## Aim of the task
Look through the records and copy every line in which "JSON" appears.

__________

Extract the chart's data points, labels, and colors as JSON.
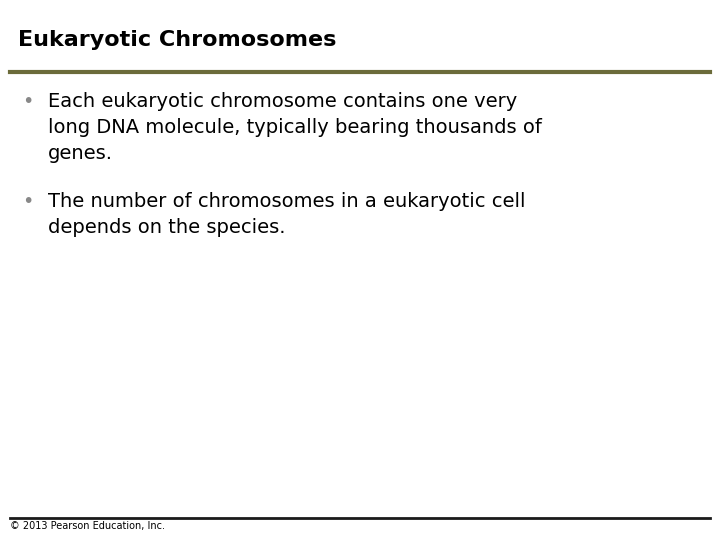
{
  "title": "Eukaryotic Chromosomes",
  "title_fontsize": 16,
  "title_color": "#000000",
  "title_fontweight": "bold",
  "separator_color": "#6b6b3a",
  "separator_linewidth": 3.0,
  "bullet1_lines": [
    "Each eukaryotic chromosome contains one very",
    "long DNA molecule, typically bearing thousands of",
    "genes."
  ],
  "bullet2_lines": [
    "The number of chromosomes in a eukaryotic cell",
    "depends on the species."
  ],
  "bullet_fontsize": 14,
  "bullet_color": "#000000",
  "bullet_symbol": "•",
  "footer_text": "© 2013 Pearson Education, Inc.",
  "footer_fontsize": 7,
  "footer_color": "#000000",
  "footer_separator_color": "#1a1a1a",
  "footer_separator_linewidth": 2.0,
  "background_color": "#ffffff"
}
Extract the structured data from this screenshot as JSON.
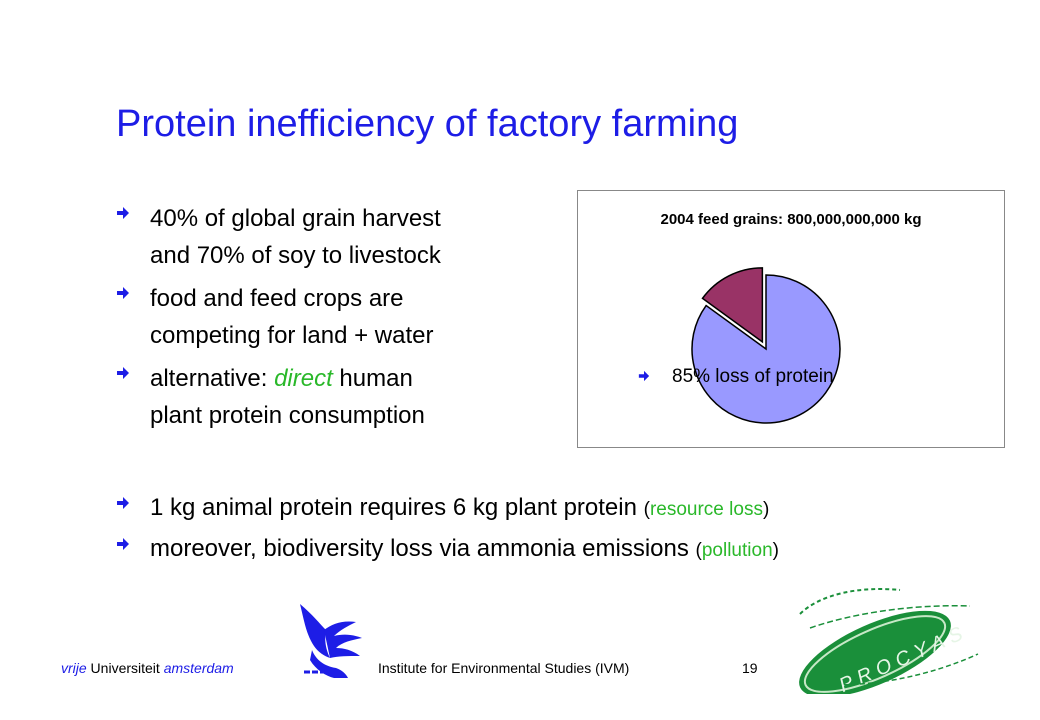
{
  "slide": {
    "title": "Protein inefficiency of factory farming",
    "top_bullets": [
      {
        "line1": "40% of global grain harvest",
        "line2": "and 70% of soy to livestock"
      },
      {
        "line1": "food and feed crops are",
        "line2": "competing for land + water"
      },
      {
        "line1_pre": "alternative: ",
        "line1_emph": "direct",
        "line1_post": " human",
        "line2": "plant protein consumption"
      }
    ],
    "bottom_bullets": [
      {
        "text": "1 kg animal protein requires 6 kg plant protein ",
        "paren_open": "(",
        "paren_text": "resource loss",
        "paren_close": ")"
      },
      {
        "text": "moreover, biodiversity loss via ammonia emissions ",
        "paren_open": "(",
        "paren_text": "pollution",
        "paren_close": ")"
      }
    ],
    "bullet_icon": "right-arrow-icon",
    "colors": {
      "title": "#1d1de6",
      "emphasis": "#2ab82a",
      "pie_main": "#9999ff",
      "pie_slice": "#993366"
    }
  },
  "chart_data": {
    "type": "pie",
    "title": "2004 feed grains: 800,000,000,000  kg",
    "values": [
      85,
      15
    ],
    "annotation": "85% loss of protein"
  },
  "footer": {
    "left_it1": "vrije",
    "left_mid": " Universiteit ",
    "left_it2": "amsterdam",
    "institute": "Institute for Environmental Studies (IVM)",
    "page": "19"
  }
}
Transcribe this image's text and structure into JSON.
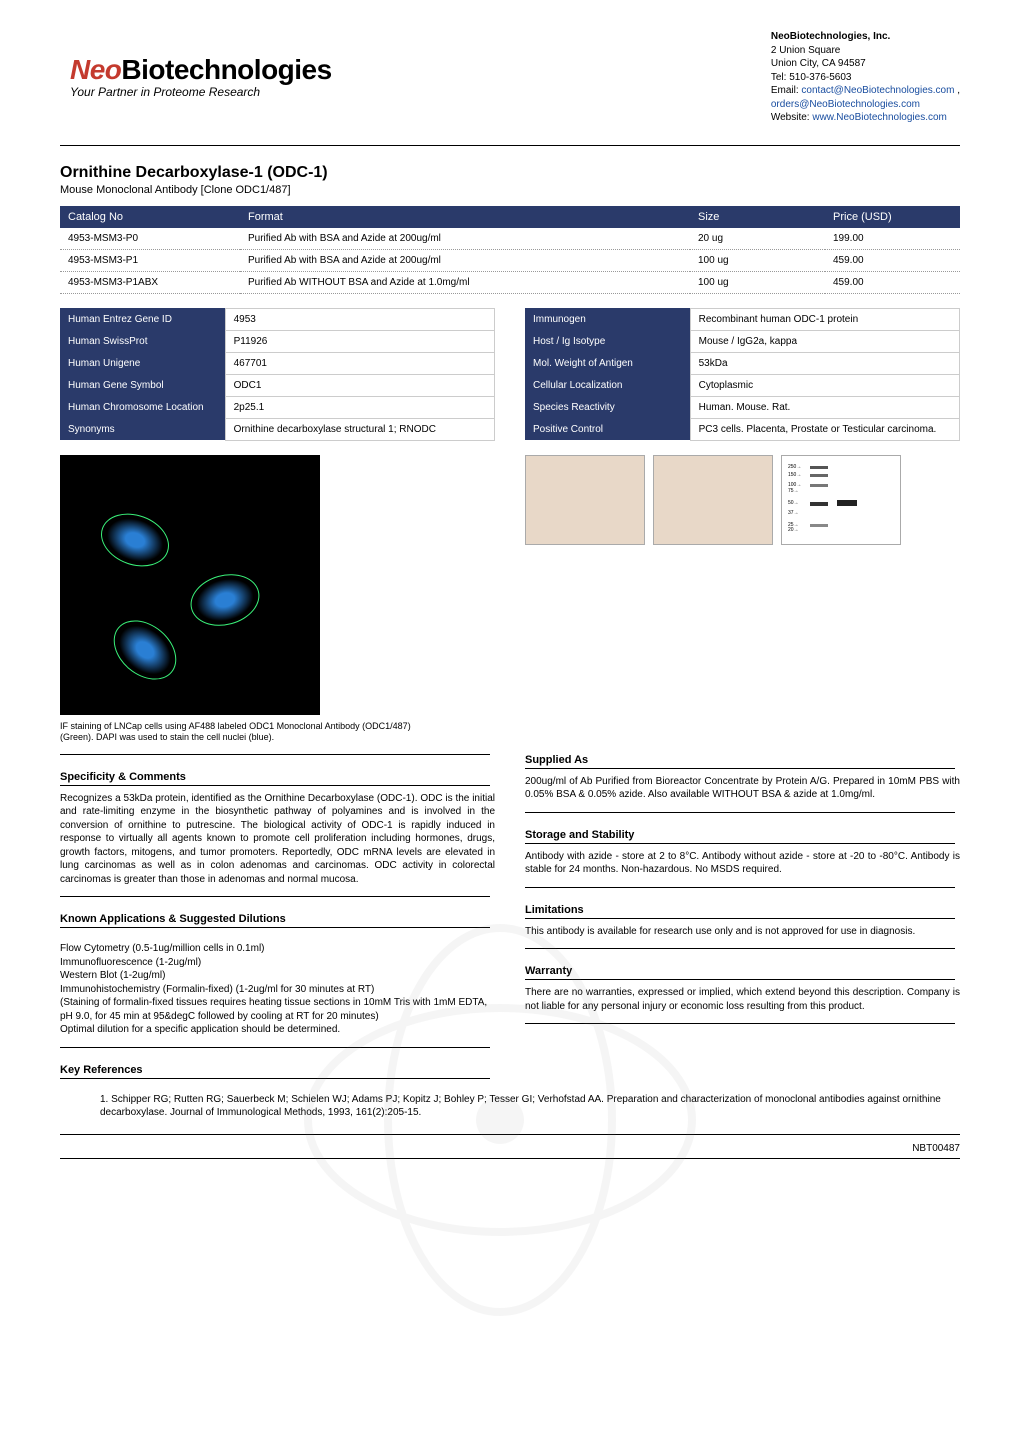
{
  "company": {
    "name": "NeoBiotechnologies, Inc.",
    "addr1": "2 Union Square",
    "addr2": "Union City, CA 94587",
    "tel_label": "Tel: ",
    "tel": "510-376-5603",
    "email_label": "Email: ",
    "email1": "contact@NeoBiotechnologies.com",
    "email_sep": " , ",
    "email2": "orders@NeoBiotechnologies.com",
    "web_label": "Website: ",
    "web": "www.NeoBiotechnologies.com"
  },
  "logo": {
    "main_prefix": "Neo",
    "main_rest": "Biotechnologies",
    "sub": "Your Partner in Proteome Research",
    "icon_color": "#c43a2e"
  },
  "product": {
    "title": "Ornithine Decarboxylase-1 (ODC-1)",
    "subtitle": "Mouse Monoclonal Antibody [Clone ODC1/487]"
  },
  "pricing": {
    "headers": {
      "cat": "Catalog No",
      "fmt": "Format",
      "size": "Size",
      "price": "Price (USD)"
    },
    "rows": [
      {
        "cat": "4953-MSM3-P0",
        "fmt": "Purified Ab with BSA and Azide at 200ug/ml",
        "size": "20 ug",
        "price": "199.00"
      },
      {
        "cat": "4953-MSM3-P1",
        "fmt": "Purified Ab with BSA and Azide at 200ug/ml",
        "size": "100 ug",
        "price": "459.00"
      },
      {
        "cat": "4953-MSM3-P1ABX",
        "fmt": "Purified Ab WITHOUT BSA and Azide at 1.0mg/ml",
        "size": "100 ug",
        "price": "459.00"
      }
    ]
  },
  "left_kv": [
    {
      "k": "Human Entrez Gene ID",
      "v": "4953"
    },
    {
      "k": "Human SwissProt",
      "v": "P11926"
    },
    {
      "k": "Human Unigene",
      "v": "467701"
    },
    {
      "k": "Human Gene Symbol",
      "v": "ODC1"
    },
    {
      "k": "Human Chromosome Location",
      "v": "2p25.1"
    },
    {
      "k": "Synonyms",
      "v": "Ornithine decarboxylase structural 1; RNODC"
    }
  ],
  "right_kv": [
    {
      "k": "Immunogen",
      "v": "Recombinant human ODC-1 protein"
    },
    {
      "k": "Host / Ig Isotype",
      "v": "Mouse / IgG2a, kappa"
    },
    {
      "k": "Mol. Weight of Antigen",
      "v": "53kDa"
    },
    {
      "k": "Cellular Localization",
      "v": "Cytoplasmic"
    },
    {
      "k": "Species Reactivity",
      "v": "Human. Mouse. Rat."
    },
    {
      "k": "Positive Control",
      "v": "PC3 cells. Placenta, Prostate or Testicular carcinoma."
    }
  ],
  "main_image_caption": "IF staining of LNCap cells using AF488 labeled ODC1 Monoclonal Antibody (ODC1/487) (Green). DAPI was used to stain the cell nuclei (blue).",
  "sections": {
    "specificity_h": "Specificity & Comments",
    "specificity": "Recognizes a 53kDa protein, identified as the Ornithine Decarboxylase (ODC-1). ODC is the initial and rate-limiting enzyme in the biosynthetic pathway of polyamines and is involved in the conversion of ornithine to putrescine. The biological activity of ODC-1 is rapidly induced in response to virtually all agents known to promote cell proliferation including hormones, drugs, growth factors, mitogens, and tumor promoters. Reportedly, ODC mRNA levels are elevated in lung carcinomas as well as in colon adenomas and carcinomas. ODC activity in colorectal carcinomas is greater than those in adenomas and normal mucosa.",
    "apps_h": "Known Applications & Suggested Dilutions",
    "apps": "Flow Cytometry (0.5-1ug/million cells in 0.1ml)\nImmunofluorescence (1-2ug/ml)\nWestern Blot (1-2ug/ml)\nImmunohistochemistry (Formalin-fixed) (1-2ug/ml for 30 minutes at RT)\n(Staining of formalin-fixed tissues requires heating tissue sections in 10mM Tris with 1mM EDTA, pH 9.0, for 45 min at 95&degC followed by cooling at RT for 20 minutes)\nOptimal dilution for a specific application should be determined.",
    "refs_h": "Key References",
    "ref1": "1. Schipper RG; Rutten RG; Sauerbeck M; Schielen WJ; Adams PJ; Kopitz J; Bohley P; Tesser GI; Verhofstad AA. Preparation and characterization of monoclonal antibodies against ornithine decarboxylase. Journal of Immunological Methods, 1993, 161(2):205-15.",
    "supplied_h": "Supplied As",
    "supplied": "200ug/ml of Ab Purified from Bioreactor Concentrate by Protein A/G. Prepared in 10mM PBS with 0.05% BSA & 0.05% azide. Also available WITHOUT BSA & azide at 1.0mg/ml.",
    "storage_h": "Storage and Stability",
    "storage": "Antibody with azide - store at 2 to 8°C. Antibody without azide - store at -20 to -80°C. Antibody is stable for 24 months. Non-hazardous. No MSDS required.",
    "limit_h": "Limitations",
    "limit": "This antibody is available for research use only and is not approved for use in diagnosis.",
    "warranty_h": "Warranty",
    "warranty": "There are no warranties, expressed or implied, which extend beyond this description. Company is not liable for any personal injury or economic loss resulting from this product."
  },
  "footer_code": "NBT00487",
  "colors": {
    "header_bg": "#2a3a6a",
    "link": "#1a4ea0"
  }
}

__________

## Finished exercise
Extract the chart's data points, labels, and colors as JSON.
Extract the structured data from this screenshot as JSON.
Transcribe this image's text and structure into JSON.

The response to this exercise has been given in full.